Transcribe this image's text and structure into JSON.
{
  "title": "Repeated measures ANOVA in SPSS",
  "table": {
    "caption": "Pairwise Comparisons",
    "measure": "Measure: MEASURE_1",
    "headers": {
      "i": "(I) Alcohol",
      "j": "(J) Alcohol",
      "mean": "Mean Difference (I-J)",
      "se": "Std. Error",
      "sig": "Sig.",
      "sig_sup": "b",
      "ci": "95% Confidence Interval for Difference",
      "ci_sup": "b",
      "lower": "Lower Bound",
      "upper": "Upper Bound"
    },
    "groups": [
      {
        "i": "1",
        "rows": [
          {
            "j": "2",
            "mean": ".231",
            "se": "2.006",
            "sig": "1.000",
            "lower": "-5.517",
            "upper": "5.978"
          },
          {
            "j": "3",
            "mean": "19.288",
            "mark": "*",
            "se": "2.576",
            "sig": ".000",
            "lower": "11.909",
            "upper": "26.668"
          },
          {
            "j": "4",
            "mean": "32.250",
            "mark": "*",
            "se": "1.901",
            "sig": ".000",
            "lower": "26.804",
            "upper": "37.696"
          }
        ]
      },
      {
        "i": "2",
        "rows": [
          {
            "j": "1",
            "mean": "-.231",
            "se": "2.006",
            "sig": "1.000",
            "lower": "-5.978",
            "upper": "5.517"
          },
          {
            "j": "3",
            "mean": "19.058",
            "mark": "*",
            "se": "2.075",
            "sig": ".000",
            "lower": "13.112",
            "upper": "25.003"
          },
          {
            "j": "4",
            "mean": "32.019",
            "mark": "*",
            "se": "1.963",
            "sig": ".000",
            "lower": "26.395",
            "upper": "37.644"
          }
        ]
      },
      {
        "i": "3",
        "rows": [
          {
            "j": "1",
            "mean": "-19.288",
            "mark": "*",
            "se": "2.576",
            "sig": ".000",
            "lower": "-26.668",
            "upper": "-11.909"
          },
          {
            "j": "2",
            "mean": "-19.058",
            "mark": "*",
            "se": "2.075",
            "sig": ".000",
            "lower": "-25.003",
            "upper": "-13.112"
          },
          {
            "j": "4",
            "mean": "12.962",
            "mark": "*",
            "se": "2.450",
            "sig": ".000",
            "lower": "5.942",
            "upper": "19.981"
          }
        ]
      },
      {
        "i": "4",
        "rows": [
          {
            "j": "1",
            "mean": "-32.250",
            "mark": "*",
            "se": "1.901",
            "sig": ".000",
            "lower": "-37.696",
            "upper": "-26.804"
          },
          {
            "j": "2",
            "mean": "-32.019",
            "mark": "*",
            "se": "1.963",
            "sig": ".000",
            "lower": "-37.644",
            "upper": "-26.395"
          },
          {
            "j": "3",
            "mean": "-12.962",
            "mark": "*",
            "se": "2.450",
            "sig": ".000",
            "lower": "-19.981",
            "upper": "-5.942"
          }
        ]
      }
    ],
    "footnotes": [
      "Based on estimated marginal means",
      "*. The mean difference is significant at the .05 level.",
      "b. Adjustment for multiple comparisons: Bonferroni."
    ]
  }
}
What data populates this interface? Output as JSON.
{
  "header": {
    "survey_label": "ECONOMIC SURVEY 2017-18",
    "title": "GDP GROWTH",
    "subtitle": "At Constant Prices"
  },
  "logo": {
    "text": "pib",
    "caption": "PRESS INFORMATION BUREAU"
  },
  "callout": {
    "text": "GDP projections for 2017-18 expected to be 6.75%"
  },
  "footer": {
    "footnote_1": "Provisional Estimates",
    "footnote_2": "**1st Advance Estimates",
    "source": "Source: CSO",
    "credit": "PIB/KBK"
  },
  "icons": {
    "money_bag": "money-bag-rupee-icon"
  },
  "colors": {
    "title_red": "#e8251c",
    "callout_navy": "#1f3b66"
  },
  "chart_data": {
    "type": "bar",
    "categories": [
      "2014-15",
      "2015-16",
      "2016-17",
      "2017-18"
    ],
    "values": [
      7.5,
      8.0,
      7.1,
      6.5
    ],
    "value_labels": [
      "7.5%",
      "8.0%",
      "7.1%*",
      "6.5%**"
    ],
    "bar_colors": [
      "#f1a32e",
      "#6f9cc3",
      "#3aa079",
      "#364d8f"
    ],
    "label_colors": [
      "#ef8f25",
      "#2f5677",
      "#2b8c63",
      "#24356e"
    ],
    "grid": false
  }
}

● **GIVEN INSTRUCTION**:
Find the lines with the string "caption" and reproduce them.

● **RESPONSE TO THIS EXERCISE**:
    "caption": "Pairwise Comparisons",
    "caption": "PRESS INFORMATION BUREAU"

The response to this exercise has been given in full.